▶ **RECORD EXTRACTS**
▬▬▬

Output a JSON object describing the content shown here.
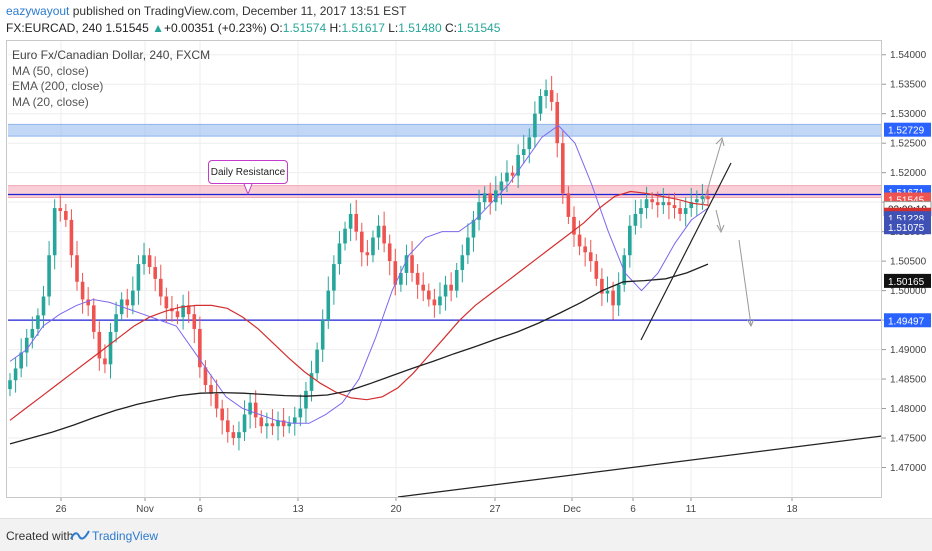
{
  "header": {
    "user": "eazywayout",
    "published_text": "published on TradingView.com, December 11, 2017 13:51 EST",
    "symbol": "FX:EURCAD, 240",
    "last": "1.51545",
    "change_arrow": "▲",
    "change": "+0.00351 (+0.23%)",
    "o_label": "O:",
    "o_value": "1.51574",
    "h_label": "H:",
    "h_value": "1.51617",
    "l_label": "L:",
    "l_value": "1.51480",
    "c_label": "C:",
    "c_value": "1.51545"
  },
  "legend": {
    "title": "Euro Fx/Canadian Dollar, 240, FXCM",
    "items": [
      "MA (50, close)",
      "EMA (200, close)",
      "MA (20, close)"
    ]
  },
  "annotation": {
    "text": "Daily Resistance"
  },
  "footer": {
    "created": "Created with",
    "brand": "TradingView"
  },
  "colors": {
    "up": "#26a69a",
    "down": "#ef5350",
    "ma50": "#d32f2f",
    "ema200": "#212121",
    "ma20": "#7b68ee",
    "resistance": "#1e22d6",
    "pink_zone": "#f4a6b5",
    "blue_zone": "#8fb6ec"
  },
  "chart_data": {
    "type": "candlestick",
    "y_axis": {
      "range": [
        1.465,
        1.5425
      ],
      "ticks": [
        "1.54000",
        "1.53500",
        "1.53000",
        "1.52500",
        "1.52000",
        "1.51500",
        "1.51000",
        "1.50500",
        "1.50000",
        "1.49500",
        "1.49000",
        "1.48500",
        "1.48000",
        "1.47500",
        "1.47000"
      ]
    },
    "x_axis": {
      "ticks": [
        "26",
        "Nov",
        "6",
        "13",
        "20",
        "27",
        "Dec",
        "6",
        "11",
        "18"
      ]
    },
    "price_labels": [
      {
        "text": "1.52729",
        "value": 1.52729,
        "bg": "#2962ff",
        "fg": "#ffffff"
      },
      {
        "text": "1.51671",
        "value": 1.51671,
        "bg": "#2962ff",
        "fg": "#ffffff"
      },
      {
        "text": "1.51545",
        "value": 1.51545,
        "bg": "#ef5350",
        "fg": "#ffffff"
      },
      {
        "text": "03:08:18",
        "value": 1.5139,
        "bg": "#ffffff",
        "fg": "#222222"
      },
      {
        "text": "1.51287",
        "value": 1.51287,
        "bg": "#d32f2f",
        "fg": "#ffffff"
      },
      {
        "text": "1.51228",
        "value": 1.51228,
        "bg": "#3f51b5",
        "fg": "#ffffff"
      },
      {
        "text": "1.51075",
        "value": 1.51075,
        "bg": "#3f51b5",
        "fg": "#ffffff"
      },
      {
        "text": "1.50165",
        "value": 1.50165,
        "bg": "#111111",
        "fg": "#ffffff"
      },
      {
        "text": "1.49497",
        "value": 1.49497,
        "bg": "#2962ff",
        "fg": "#ffffff"
      }
    ],
    "horizontal_levels": [
      1.5163,
      1.495
    ],
    "zones": [
      {
        "from": 1.5262,
        "to": 1.5282,
        "color": "#8fb6ec"
      },
      {
        "from": 1.5158,
        "to": 1.5178,
        "color": "#f4a6b5"
      }
    ],
    "closes": [
      1.4848,
      1.4868,
      1.4895,
      1.492,
      1.4935,
      1.4958,
      1.499,
      1.506,
      1.514,
      1.5135,
      1.512,
      1.506,
      1.5015,
      1.4985,
      1.4975,
      1.493,
      1.4885,
      1.4875,
      1.493,
      1.496,
      1.4985,
      1.4975,
      1.5,
      1.5045,
      1.506,
      1.504,
      1.502,
      1.499,
      1.497,
      1.4965,
      1.4955,
      1.4975,
      1.496,
      1.4935,
      1.487,
      1.484,
      1.4825,
      1.48,
      1.478,
      1.476,
      1.475,
      1.476,
      1.479,
      1.481,
      1.4785,
      1.477,
      1.4775,
      1.477,
      1.478,
      1.477,
      1.4775,
      1.4785,
      1.48,
      1.483,
      1.486,
      1.49,
      1.495,
      1.5,
      1.5045,
      1.508,
      1.5105,
      1.513,
      1.51,
      1.5065,
      1.506,
      1.509,
      1.511,
      1.508,
      1.505,
      1.501,
      1.503,
      1.506,
      1.503,
      1.501,
      1.5,
      1.4985,
      1.4975,
      1.499,
      1.501,
      1.5,
      1.5035,
      1.506,
      1.509,
      1.512,
      1.515,
      1.5165,
      1.515,
      1.517,
      1.5185,
      1.52,
      1.5195,
      1.523,
      1.524,
      1.526,
      1.53,
      1.533,
      1.534,
      1.532,
      1.525,
      1.5165,
      1.5125,
      1.5095,
      1.5075,
      1.5065,
      1.505,
      1.502,
      1.4995,
      1.5,
      1.4975,
      1.501,
      1.506,
      1.511,
      1.513,
      1.514,
      1.5155,
      1.515,
      1.5145,
      1.515,
      1.5145,
      1.514,
      1.513,
      1.514,
      1.515,
      1.5155,
      1.516,
      1.5155
    ],
    "ma50": [
      1.478,
      1.48,
      1.482,
      1.484,
      1.486,
      1.488,
      1.49,
      1.492,
      1.494,
      1.4955,
      1.4965,
      1.4972,
      1.4975,
      1.4975,
      1.497,
      1.4955,
      1.4935,
      1.491,
      1.4885,
      1.4862,
      1.4843,
      1.4828,
      1.4818,
      1.4815,
      1.482,
      1.4835,
      1.486,
      1.489,
      1.492,
      1.495,
      1.4975,
      1.4995,
      1.5015,
      1.5035,
      1.5055,
      1.5075,
      1.5095,
      1.5115,
      1.514,
      1.516,
      1.5168,
      1.5165,
      1.516,
      1.5155,
      1.5148,
      1.5145
    ],
    "ema200": [
      1.474,
      1.475,
      1.476,
      1.4772,
      1.4785,
      1.4797,
      1.4807,
      1.4815,
      1.4822,
      1.4826,
      1.4827,
      1.4826,
      1.4824,
      1.4822,
      1.4821,
      1.4823,
      1.483,
      1.4842,
      1.4855,
      1.4868,
      1.488,
      1.4893,
      1.4905,
      1.4918,
      1.493,
      1.4945,
      1.4962,
      1.498,
      1.5,
      1.5015,
      1.5017,
      1.502,
      1.503,
      1.5045
    ],
    "ma20": [
      1.488,
      1.49,
      1.494,
      1.496,
      1.4975,
      1.4985,
      1.498,
      1.497,
      1.496,
      1.495,
      1.494,
      1.49,
      1.486,
      1.482,
      1.48,
      1.479,
      1.478,
      1.4775,
      1.4775,
      1.479,
      1.481,
      1.485,
      1.492,
      1.5,
      1.506,
      1.509,
      1.51,
      1.51,
      1.512,
      1.515,
      1.518,
      1.522,
      1.526,
      1.528,
      1.525,
      1.518,
      1.51,
      1.503,
      1.5,
      1.503,
      1.508,
      1.512,
      1.514
    ]
  }
}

▬▬▬

▶ **YOUR OBJECTIVE**
Print the whole listing above once more, word for word, without its pictures.

▶ **SOLUTION TO THIS PROBLEM**
Output a JSON object describing the content shown here.
{
  "header": {
    "user": "eazywayout",
    "published_text": "published on TradingView.com, December 11, 2017 13:51 EST",
    "symbol": "FX:EURCAD, 240",
    "last": "1.51545",
    "change_arrow": "▲",
    "change": "+0.00351 (+0.23%)",
    "o_label": "O:",
    "o_value": "1.51574",
    "h_label": "H:",
    "h_value": "1.51617",
    "l_label": "L:",
    "l_value": "1.51480",
    "c_label": "C:",
    "c_value": "1.51545"
  },
  "legend": {
    "title": "Euro Fx/Canadian Dollar, 240, FXCM",
    "items": [
      "MA (50, close)",
      "EMA (200, close)",
      "MA (20, close)"
    ]
  },
  "annotation": {
    "text": "Daily Resistance"
  },
  "footer": {
    "created": "Created with",
    "brand": "TradingView"
  },
  "colors": {
    "up": "#26a69a",
    "down": "#ef5350",
    "ma50": "#d32f2f",
    "ema200": "#212121",
    "ma20": "#7b68ee",
    "resistance": "#1e22d6",
    "pink_zone": "#f4a6b5",
    "blue_zone": "#8fb6ec"
  },
  "chart_data": {
    "type": "candlestick",
    "y_axis": {
      "range": [
        1.465,
        1.5425
      ],
      "ticks": [
        "1.54000",
        "1.53500",
        "1.53000",
        "1.52500",
        "1.52000",
        "1.51500",
        "1.51000",
        "1.50500",
        "1.50000",
        "1.49500",
        "1.49000",
        "1.48500",
        "1.48000",
        "1.47500",
        "1.47000"
      ]
    },
    "x_axis": {
      "ticks": [
        "26",
        "Nov",
        "6",
        "13",
        "20",
        "27",
        "Dec",
        "6",
        "11",
        "18"
      ]
    },
    "price_labels": [
      {
        "text": "1.52729",
        "value": 1.52729,
        "bg": "#2962ff",
        "fg": "#ffffff"
      },
      {
        "text": "1.51671",
        "value": 1.51671,
        "bg": "#2962ff",
        "fg": "#ffffff"
      },
      {
        "text": "1.51545",
        "value": 1.51545,
        "bg": "#ef5350",
        "fg": "#ffffff"
      },
      {
        "text": "03:08:18",
        "value": 1.5139,
        "bg": "#ffffff",
        "fg": "#222222"
      },
      {
        "text": "1.51287",
        "value": 1.51287,
        "bg": "#d32f2f",
        "fg": "#ffffff"
      },
      {
        "text": "1.51228",
        "value": 1.51228,
        "bg": "#3f51b5",
        "fg": "#ffffff"
      },
      {
        "text": "1.51075",
        "value": 1.51075,
        "bg": "#3f51b5",
        "fg": "#ffffff"
      },
      {
        "text": "1.50165",
        "value": 1.50165,
        "bg": "#111111",
        "fg": "#ffffff"
      },
      {
        "text": "1.49497",
        "value": 1.49497,
        "bg": "#2962ff",
        "fg": "#ffffff"
      }
    ],
    "horizontal_levels": [
      1.5163,
      1.495
    ],
    "zones": [
      {
        "from": 1.5262,
        "to": 1.5282,
        "color": "#8fb6ec"
      },
      {
        "from": 1.5158,
        "to": 1.5178,
        "color": "#f4a6b5"
      }
    ],
    "closes": [
      1.4848,
      1.4868,
      1.4895,
      1.492,
      1.4935,
      1.4958,
      1.499,
      1.506,
      1.514,
      1.5135,
      1.512,
      1.506,
      1.5015,
      1.4985,
      1.4975,
      1.493,
      1.4885,
      1.4875,
      1.493,
      1.496,
      1.4985,
      1.4975,
      1.5,
      1.5045,
      1.506,
      1.504,
      1.502,
      1.499,
      1.497,
      1.4965,
      1.4955,
      1.4975,
      1.496,
      1.4935,
      1.487,
      1.484,
      1.4825,
      1.48,
      1.478,
      1.476,
      1.475,
      1.476,
      1.479,
      1.481,
      1.4785,
      1.477,
      1.4775,
      1.477,
      1.478,
      1.477,
      1.4775,
      1.4785,
      1.48,
      1.483,
      1.486,
      1.49,
      1.495,
      1.5,
      1.5045,
      1.508,
      1.5105,
      1.513,
      1.51,
      1.5065,
      1.506,
      1.509,
      1.511,
      1.508,
      1.505,
      1.501,
      1.503,
      1.506,
      1.503,
      1.501,
      1.5,
      1.4985,
      1.4975,
      1.499,
      1.501,
      1.5,
      1.5035,
      1.506,
      1.509,
      1.512,
      1.515,
      1.5165,
      1.515,
      1.517,
      1.5185,
      1.52,
      1.5195,
      1.523,
      1.524,
      1.526,
      1.53,
      1.533,
      1.534,
      1.532,
      1.525,
      1.5165,
      1.5125,
      1.5095,
      1.5075,
      1.5065,
      1.505,
      1.502,
      1.4995,
      1.5,
      1.4975,
      1.501,
      1.506,
      1.511,
      1.513,
      1.514,
      1.5155,
      1.515,
      1.5145,
      1.515,
      1.5145,
      1.514,
      1.513,
      1.514,
      1.515,
      1.5155,
      1.516,
      1.5155
    ],
    "ma50": [
      1.478,
      1.48,
      1.482,
      1.484,
      1.486,
      1.488,
      1.49,
      1.492,
      1.494,
      1.4955,
      1.4965,
      1.4972,
      1.4975,
      1.4975,
      1.497,
      1.4955,
      1.4935,
      1.491,
      1.4885,
      1.4862,
      1.4843,
      1.4828,
      1.4818,
      1.4815,
      1.482,
      1.4835,
      1.486,
      1.489,
      1.492,
      1.495,
      1.4975,
      1.4995,
      1.5015,
      1.5035,
      1.5055,
      1.5075,
      1.5095,
      1.5115,
      1.514,
      1.516,
      1.5168,
      1.5165,
      1.516,
      1.5155,
      1.5148,
      1.5145
    ],
    "ema200": [
      1.474,
      1.475,
      1.476,
      1.4772,
      1.4785,
      1.4797,
      1.4807,
      1.4815,
      1.4822,
      1.4826,
      1.4827,
      1.4826,
      1.4824,
      1.4822,
      1.4821,
      1.4823,
      1.483,
      1.4842,
      1.4855,
      1.4868,
      1.488,
      1.4893,
      1.4905,
      1.4918,
      1.493,
      1.4945,
      1.4962,
      1.498,
      1.5,
      1.5015,
      1.5017,
      1.502,
      1.503,
      1.5045
    ],
    "ma20": [
      1.488,
      1.49,
      1.494,
      1.496,
      1.4975,
      1.4985,
      1.498,
      1.497,
      1.496,
      1.495,
      1.494,
      1.49,
      1.486,
      1.482,
      1.48,
      1.479,
      1.478,
      1.4775,
      1.4775,
      1.479,
      1.481,
      1.485,
      1.492,
      1.5,
      1.506,
      1.509,
      1.51,
      1.51,
      1.512,
      1.515,
      1.518,
      1.522,
      1.526,
      1.528,
      1.525,
      1.518,
      1.51,
      1.503,
      1.5,
      1.503,
      1.508,
      1.512,
      1.514
    ]
  }
}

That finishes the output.